==== Material for this task ====
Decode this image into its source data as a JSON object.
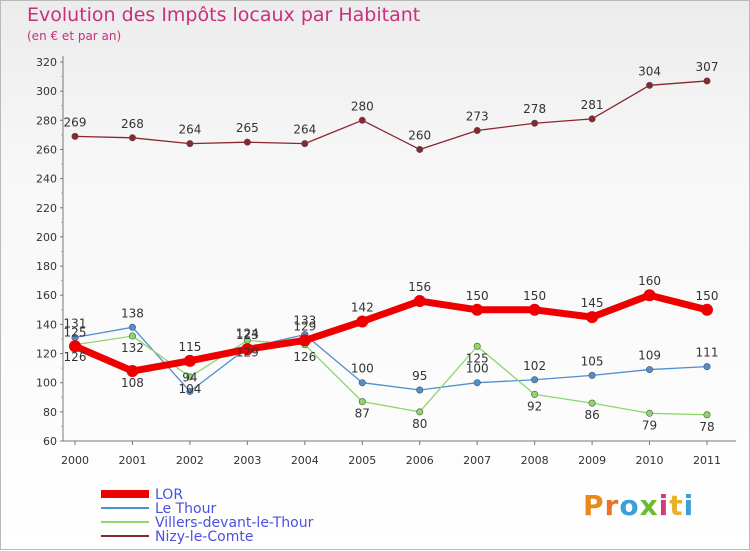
{
  "title": "Evolution des Impôts locaux par Habitant",
  "subtitle": "(en € et par an)",
  "brand": {
    "letters": [
      "P",
      "r",
      "o",
      "x",
      "i",
      "t",
      "i"
    ],
    "colors": [
      "#e68a1c",
      "#e8742a",
      "#3aa1d8",
      "#6dbb2e",
      "#d53a7a",
      "#e8b22a",
      "#3aa1d8"
    ]
  },
  "chart_data": {
    "type": "line",
    "title": "Evolution des Impôts locaux par Habitant",
    "subtitle": "(en € et par an)",
    "xlabel": "",
    "ylabel": "",
    "x": [
      2000,
      2001,
      2002,
      2003,
      2004,
      2005,
      2006,
      2007,
      2008,
      2009,
      2010,
      2011
    ],
    "ylim": [
      60,
      320
    ],
    "yticks": [
      60,
      80,
      100,
      120,
      140,
      160,
      180,
      200,
      220,
      240,
      260,
      280,
      300,
      320
    ],
    "grid": false,
    "legend_position": "bottom-left",
    "series": [
      {
        "name": "Nizy-le-Comte",
        "color": "#8b2630",
        "values": [
          269,
          268,
          264,
          265,
          264,
          280,
          260,
          273,
          278,
          281,
          304,
          307
        ]
      },
      {
        "name": "Le Thour",
        "color": "#4f8ed0",
        "values": [
          131,
          138,
          94,
          124,
          133,
          100,
          95,
          100,
          102,
          105,
          109,
          111
        ]
      },
      {
        "name": "Villers-devant-le-Thour",
        "color": "#8ed66a",
        "values": [
          126,
          132,
          104,
          129,
          126,
          87,
          80,
          125,
          92,
          86,
          79,
          78
        ]
      },
      {
        "name": "LOR",
        "color": "#ee0000",
        "values": [
          125,
          108,
          115,
          123,
          129,
          142,
          156,
          150,
          150,
          145,
          160,
          150
        ]
      }
    ],
    "legend": [
      "LOR",
      "Le Thour",
      "Villers-devant-le-Thour",
      "Nizy-le-Comte"
    ]
  }
}
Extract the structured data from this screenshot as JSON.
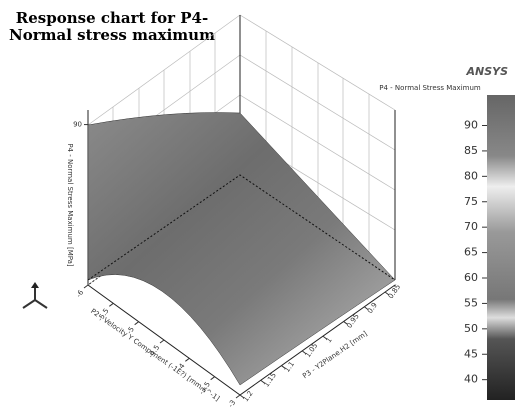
{
  "chart_data": {
    "type": "surface",
    "title": [
      "Response chart for P4-",
      "Normal stress maximum"
    ],
    "logo": "ANSYS",
    "colorbar_title": "P4 - Normal Stress Maximum",
    "zlabel": "P4 - Normal Stress Maximum [MPa]",
    "xlabel": "P2 - Velocity Y Component (-1E?) [mm s^-1]",
    "ylabel": "P3 - Y2Plane.H2 [mm]",
    "zlim": [
      35,
      95
    ],
    "zticks": [
      90
    ],
    "xlim": [
      -6,
      -3
    ],
    "xticks": [
      -6,
      -5.5,
      -5,
      -4.5,
      -4,
      -3.5,
      -3
    ],
    "ylim": [
      0.85,
      1.2
    ],
    "yticks": [
      0.85,
      0.9,
      0.95,
      1,
      1.05,
      1.1,
      1.15,
      1.2
    ],
    "clim": [
      36,
      96
    ],
    "cticks": [
      40,
      45,
      50,
      55,
      60,
      65,
      70,
      75,
      80,
      85,
      90
    ]
  }
}
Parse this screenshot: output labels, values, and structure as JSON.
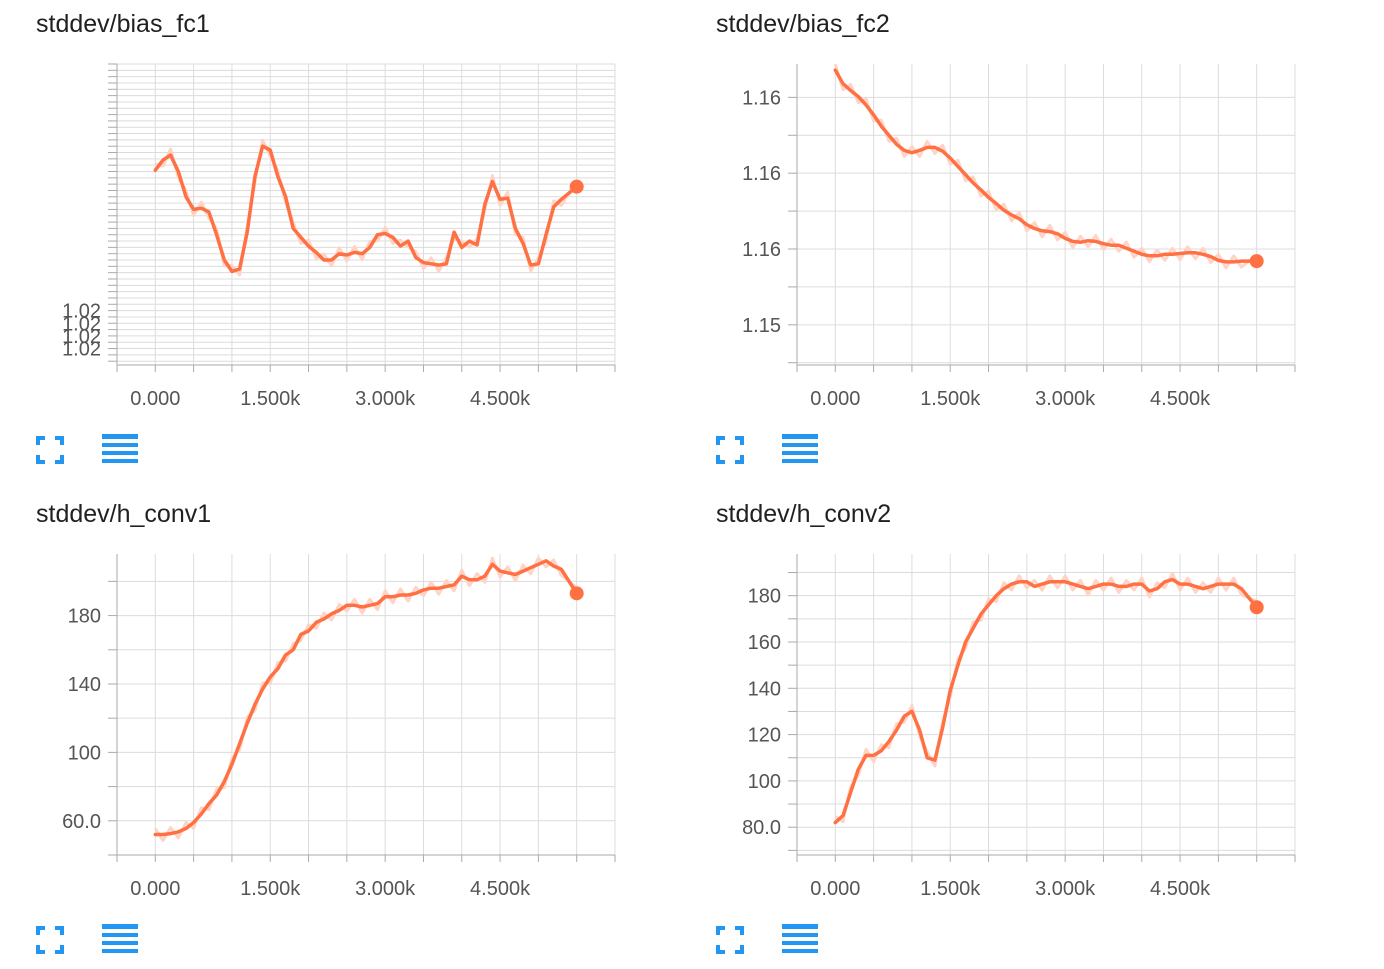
{
  "colors": {
    "line": "#ff7043",
    "line_raw": "#ffd4c6",
    "grid": "#dcdcdc",
    "axis": "#aaaaaa",
    "icon": "#2196f3"
  },
  "icons": {
    "expand": "fullscreen-icon",
    "data": "data-table-icon"
  },
  "chart_data": [
    {
      "type": "line",
      "title": "stddev/bias_fc1",
      "x_tick_labels": [
        "0.000",
        "1.500k",
        "3.000k",
        "4.500k"
      ],
      "y_tick_labels": [
        "1.02",
        "1.02",
        "1.02",
        "1.02"
      ],
      "y_tick_values": [
        1.0202,
        1.0201,
        1.02,
        1.0199
      ],
      "xlim": [
        -500,
        6000
      ],
      "ylim": [
        1.01977,
        1.02215
      ],
      "series": [
        {
          "x": [
            0,
            100,
            200,
            300,
            400,
            500,
            600,
            700,
            800,
            900,
            1000,
            1100,
            1200,
            1300,
            1400,
            1500,
            1600,
            1700,
            1800,
            1900,
            2000,
            2100,
            2200,
            2300,
            2400,
            2500,
            2600,
            2700,
            2800,
            2900,
            3000,
            3100,
            3200,
            3300,
            3400,
            3500,
            3600,
            3700,
            3800,
            3900,
            4000,
            4100,
            4200,
            4300,
            4400,
            4500,
            4600,
            4700,
            4800,
            4900,
            5000,
            5100,
            5200,
            5300,
            5500
          ],
          "y": [
            1.02131,
            1.02139,
            1.02143,
            1.0213,
            1.0211,
            1.021,
            1.02101,
            1.02098,
            1.0208,
            1.0206,
            1.02051,
            1.02053,
            1.02082,
            1.02126,
            1.0215,
            1.02147,
            1.02126,
            1.0211,
            1.02085,
            1.02078,
            1.02071,
            1.02066,
            1.0206,
            1.0206,
            1.02065,
            1.02064,
            1.02066,
            1.02065,
            1.0207,
            1.0208,
            1.02081,
            1.02078,
            1.02071,
            1.02075,
            1.02062,
            1.02058,
            1.02057,
            1.02056,
            1.02057,
            1.02082,
            1.0207,
            1.02075,
            1.02072,
            1.02104,
            1.02122,
            1.02108,
            1.02109,
            1.02085,
            1.02073,
            1.02056,
            1.02057,
            1.0208,
            1.02102,
            1.02108,
            1.02118
          ]
        }
      ]
    },
    {
      "type": "line",
      "title": "stddev/bias_fc2",
      "x_tick_labels": [
        "0.000",
        "1.500k",
        "3.000k",
        "4.500k"
      ],
      "y_tick_labels": [
        "1.16",
        "1.16",
        "1.16",
        "1.15"
      ],
      "y_tick_values": [
        1.1561,
        1.1551,
        1.1541,
        1.1531
      ],
      "xlim": [
        -500,
        6000
      ],
      "ylim": [
        1.15257,
        1.15654
      ],
      "series": [
        {
          "x": [
            0,
            100,
            200,
            300,
            400,
            500,
            600,
            700,
            800,
            900,
            1000,
            1100,
            1200,
            1300,
            1400,
            1500,
            1600,
            1700,
            1800,
            1900,
            2000,
            2100,
            2200,
            2300,
            2400,
            2500,
            2600,
            2700,
            2800,
            2900,
            3000,
            3100,
            3200,
            3300,
            3400,
            3500,
            3600,
            3700,
            3800,
            3900,
            4000,
            4100,
            4200,
            4300,
            4400,
            4500,
            4600,
            4700,
            4800,
            4900,
            5000,
            5100,
            5200,
            5300,
            5500
          ],
          "y": [
            1.15646,
            1.15628,
            1.15619,
            1.15611,
            1.156,
            1.15587,
            1.15572,
            1.1556,
            1.15548,
            1.1554,
            1.15537,
            1.1554,
            1.15544,
            1.15544,
            1.15539,
            1.1553,
            1.15519,
            1.15508,
            1.15497,
            1.15488,
            1.15478,
            1.1547,
            1.15461,
            1.15455,
            1.1545,
            1.15442,
            1.15437,
            1.15434,
            1.15433,
            1.1543,
            1.15424,
            1.1542,
            1.15419,
            1.15421,
            1.1542,
            1.15417,
            1.15415,
            1.15415,
            1.15411,
            1.15407,
            1.15403,
            1.15401,
            1.15401,
            1.15403,
            1.15403,
            1.15404,
            1.15405,
            1.15405,
            1.15403,
            1.154,
            1.15395,
            1.15393,
            1.15393,
            1.15394,
            1.15394
          ]
        }
      ]
    },
    {
      "type": "line",
      "title": "stddev/h_conv1",
      "x_tick_labels": [
        "0.000",
        "1.500k",
        "3.000k",
        "4.500k"
      ],
      "y_tick_labels": [
        "60.0",
        "100",
        "140",
        "180"
      ],
      "y_tick_values": [
        60,
        100,
        140,
        180
      ],
      "xlim": [
        -500,
        6000
      ],
      "ylim": [
        40,
        216
      ],
      "series": [
        {
          "x": [
            0,
            100,
            200,
            300,
            400,
            500,
            600,
            700,
            800,
            900,
            1000,
            1100,
            1200,
            1300,
            1400,
            1500,
            1600,
            1700,
            1800,
            1900,
            2000,
            2100,
            2200,
            2300,
            2400,
            2500,
            2600,
            2700,
            2800,
            2900,
            3000,
            3100,
            3200,
            3300,
            3400,
            3500,
            3600,
            3700,
            3800,
            3900,
            4000,
            4100,
            4200,
            4300,
            4400,
            4500,
            4600,
            4700,
            4800,
            4900,
            5000,
            5100,
            5200,
            5300,
            5500
          ],
          "y": [
            52,
            52,
            52.5,
            53.5,
            55.5,
            59,
            64,
            70,
            75,
            83,
            93,
            105,
            117,
            128,
            137,
            144,
            149,
            157,
            160,
            169,
            171,
            176,
            178,
            181,
            183,
            186,
            186,
            185,
            186,
            187,
            191,
            191,
            192,
            192,
            193,
            195,
            196,
            196,
            197,
            198,
            203,
            201,
            201,
            203,
            210,
            206,
            205,
            204,
            206,
            208,
            210,
            212,
            209,
            207,
            193
          ]
        }
      ]
    },
    {
      "type": "line",
      "title": "stddev/h_conv2",
      "x_tick_labels": [
        "0.000",
        "1.500k",
        "3.000k",
        "4.500k"
      ],
      "y_tick_labels": [
        "80.0",
        "100",
        "120",
        "140",
        "160",
        "180"
      ],
      "y_tick_values": [
        80,
        100,
        120,
        140,
        160,
        180
      ],
      "xlim": [
        -500,
        6000
      ],
      "ylim": [
        68,
        198
      ],
      "series": [
        {
          "x": [
            0,
            100,
            200,
            300,
            400,
            500,
            600,
            700,
            800,
            900,
            1000,
            1100,
            1200,
            1300,
            1400,
            1500,
            1600,
            1700,
            1800,
            1900,
            2000,
            2100,
            2200,
            2300,
            2400,
            2500,
            2600,
            2700,
            2800,
            2900,
            3000,
            3100,
            3200,
            3300,
            3400,
            3500,
            3600,
            3700,
            3800,
            3900,
            4000,
            4100,
            4200,
            4300,
            4400,
            4500,
            4600,
            4700,
            4800,
            4900,
            5000,
            5100,
            5200,
            5300,
            5500
          ],
          "y": [
            82,
            85,
            95,
            105,
            111,
            111,
            113,
            117,
            122,
            128,
            130,
            122,
            110,
            109,
            123,
            139,
            150,
            160,
            166,
            172,
            176,
            180,
            183,
            185,
            186,
            186,
            184,
            185,
            186,
            186,
            186,
            185,
            184,
            183,
            184,
            185,
            185,
            184,
            184,
            185,
            185,
            182,
            183,
            186,
            187,
            185,
            185,
            184,
            183,
            184,
            185,
            185,
            185,
            183,
            175
          ]
        }
      ]
    }
  ]
}
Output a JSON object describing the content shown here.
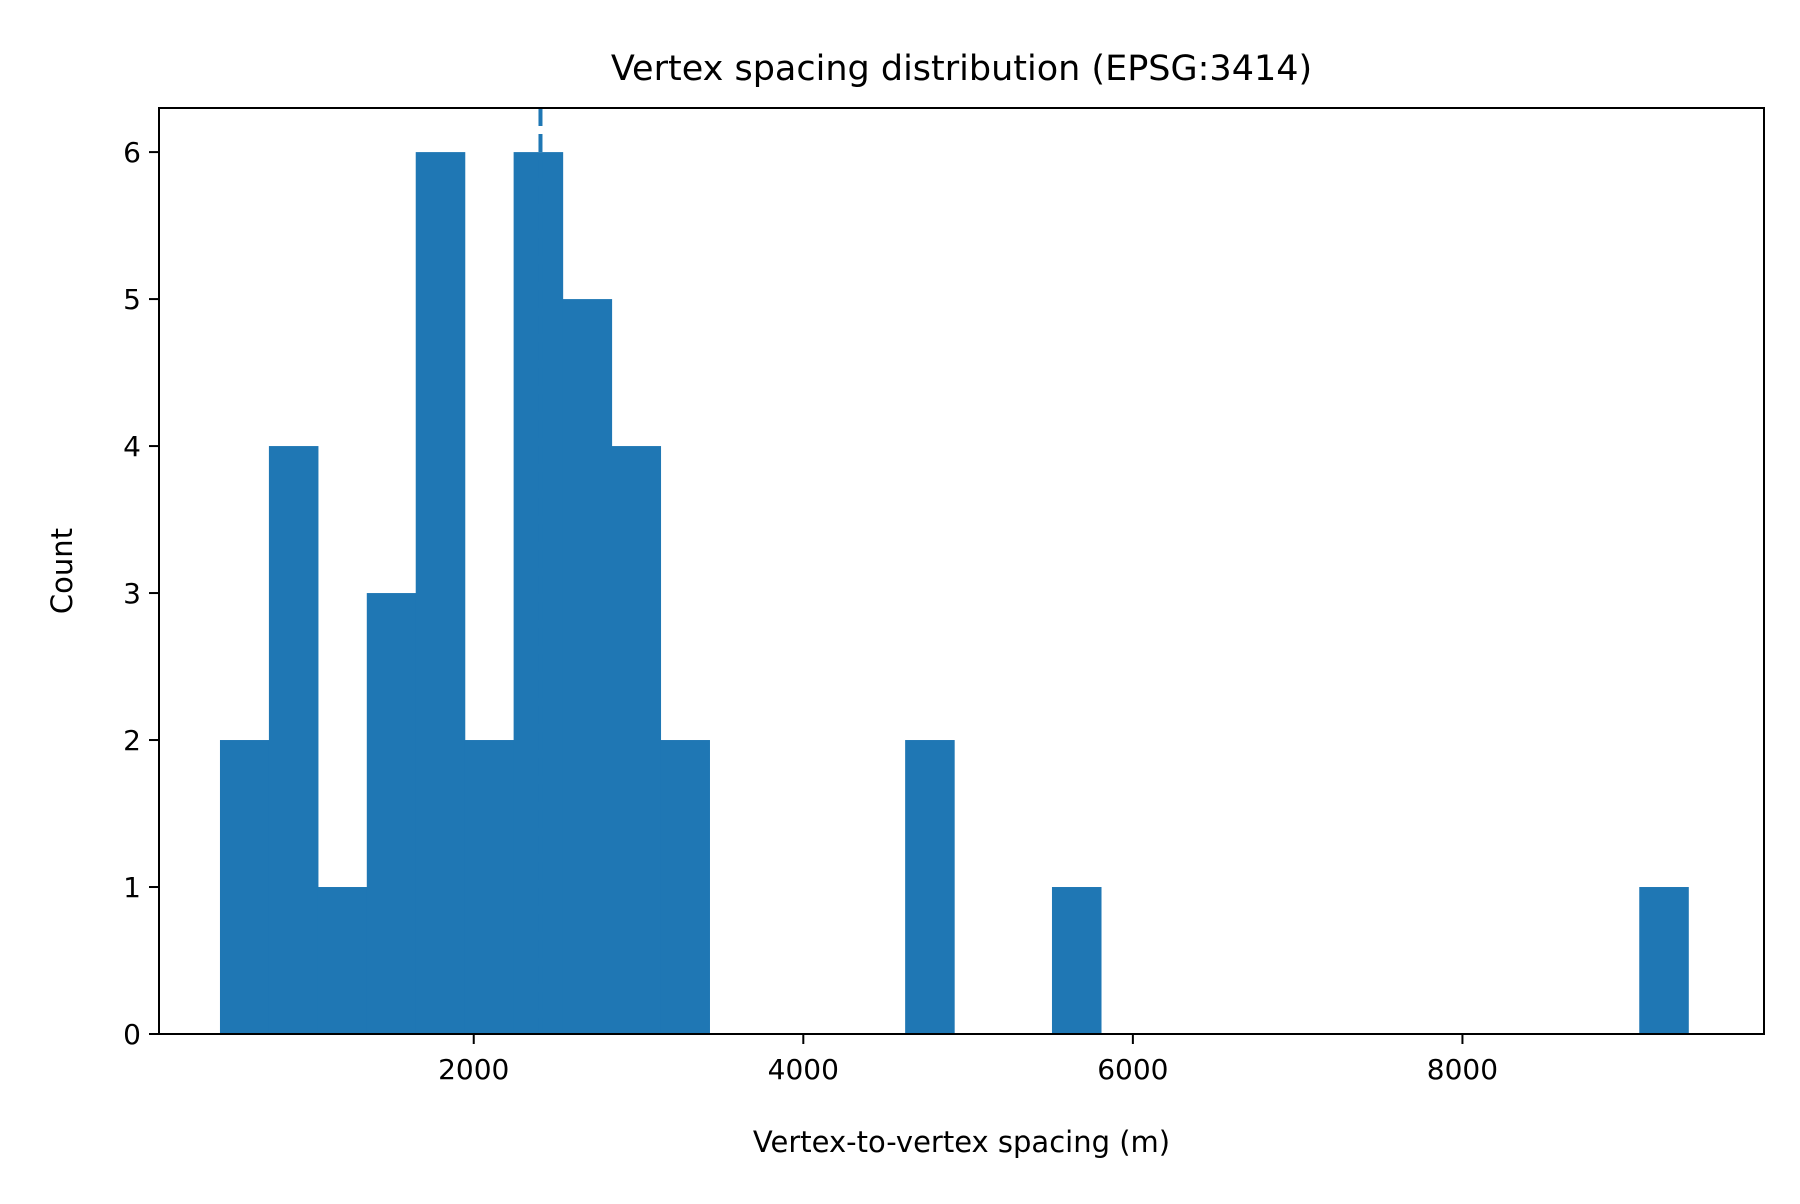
{
  "chart_data": {
    "type": "bar",
    "title": "Vertex spacing distribution (EPSG:3414)",
    "xlabel": "Vertex-to-vertex spacing (m)",
    "ylabel": "Count",
    "x_ticks": [
      "2000",
      "4000",
      "6000",
      "8000"
    ],
    "y_ticks": [
      "0",
      "1",
      "2",
      "3",
      "4",
      "5",
      "6"
    ],
    "xlim": [
      90,
      9830
    ],
    "ylim": [
      0,
      6.3
    ],
    "bin_edges": [
      460,
      757,
      1054,
      1351,
      1648,
      1945,
      2242,
      2539,
      2836,
      3133,
      3430,
      3727,
      4024,
      4321,
      4618,
      4915,
      5212,
      5509,
      5806,
      6103,
      6400,
      6697,
      6994,
      7291,
      7588,
      7885,
      8182,
      8479,
      8776,
      9073,
      9370
    ],
    "values": [
      2,
      4,
      1,
      3,
      6,
      2,
      6,
      5,
      4,
      2,
      0,
      0,
      0,
      0,
      2,
      0,
      0,
      1,
      0,
      0,
      0,
      0,
      0,
      0,
      0,
      0,
      0,
      0,
      0,
      1
    ],
    "reference_line": {
      "x": 2405,
      "style": "dashed"
    },
    "grid": false,
    "bar_color": "#1f77b4",
    "line_color": "#1f77b4"
  }
}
====
▶ What to work on
Identify every line above that includes the word "Habitant", and show those lines.

▶ Solution to this task
  "title": "Evolution des Impôts locaux par Habitant",
    "title": "Evolution des Impôts locaux par Habitant",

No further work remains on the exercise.